> WHAT NEEDS TO BE DONE
In the records that follow, show each line where the word "length" is present.

——

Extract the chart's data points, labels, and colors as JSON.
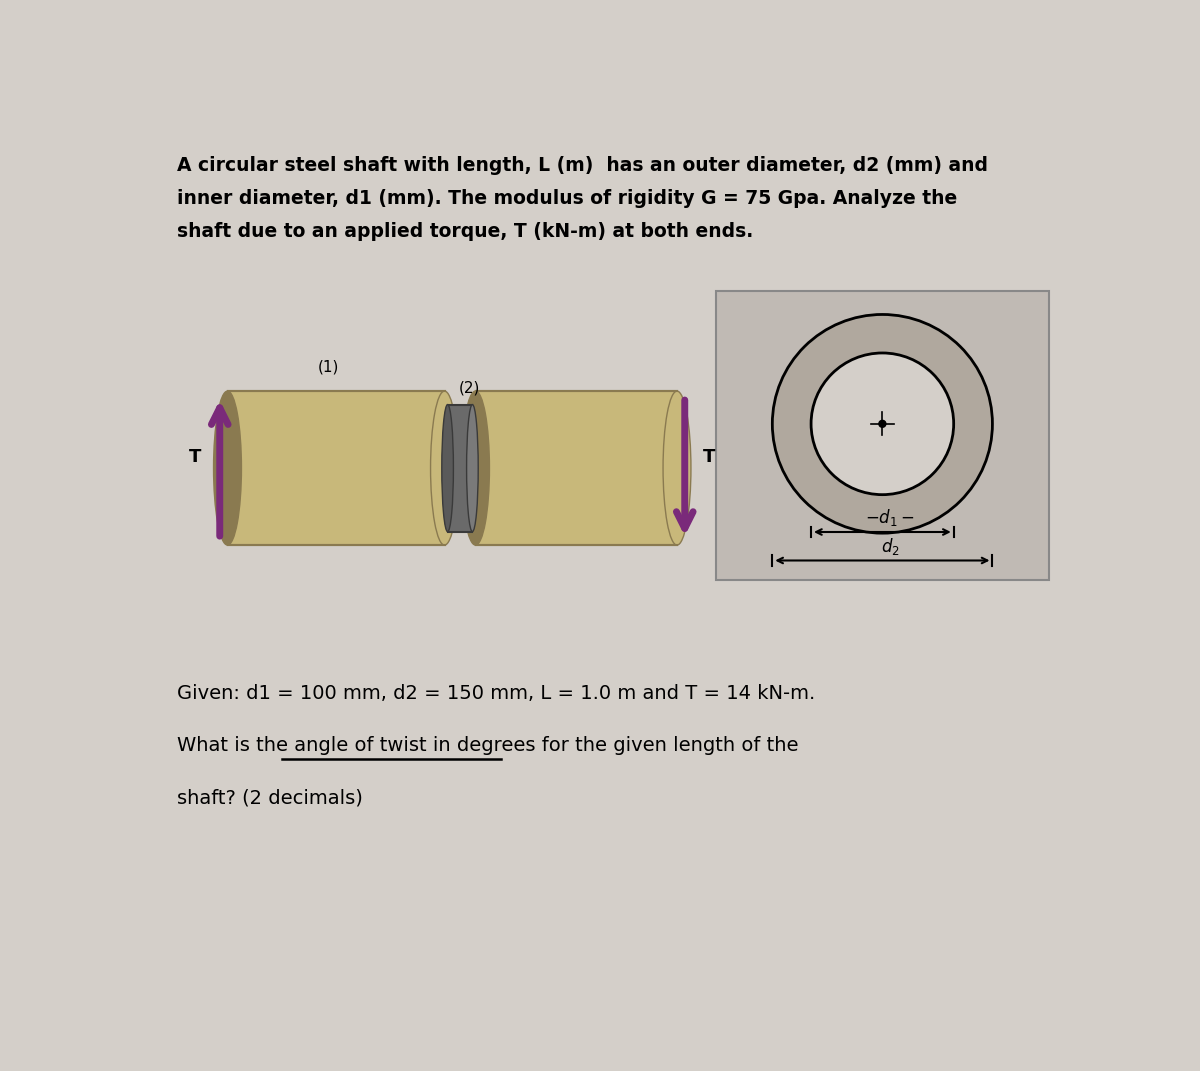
{
  "bg_color": "#d4cfc9",
  "title_line1": "A circular steel shaft with length, L (m)  has an outer diameter, d2 (mm) and",
  "title_line2": "inner diameter, d1 (mm). The modulus of rigidity G = 75 Gpa. Analyze the",
  "title_line3": "shaft due to an applied torque, T (kN-m) at both ends.",
  "given_line1": "Given: d1 = 100 mm, d2 = 150 mm, L = 1.0 m and T = 14 kN-m.",
  "given_prefix": "What is the ",
  "given_underline": "angle of twist in degrees",
  "given_suffix": " for the given length of the",
  "given_line3": "shaft? (2 decimals)",
  "arrow_color": "#7a2a7a",
  "shaft_color_light": "#c8b87a",
  "shaft_color_dark": "#8a7a50",
  "label1": "(1)",
  "label2": "(2)",
  "label_T": "T",
  "box_bg": "#c0bab4",
  "circle_fill": "#b0a89e",
  "connector_color": "#6a6a6a",
  "connector_dark": "#3a3a3a"
}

——

> EXERCISE OUTPUT
  "title_line1": "A circular steel shaft with length, L (m)  has an outer diameter, d2 (mm) and",
  "given_suffix": " for the given length of the",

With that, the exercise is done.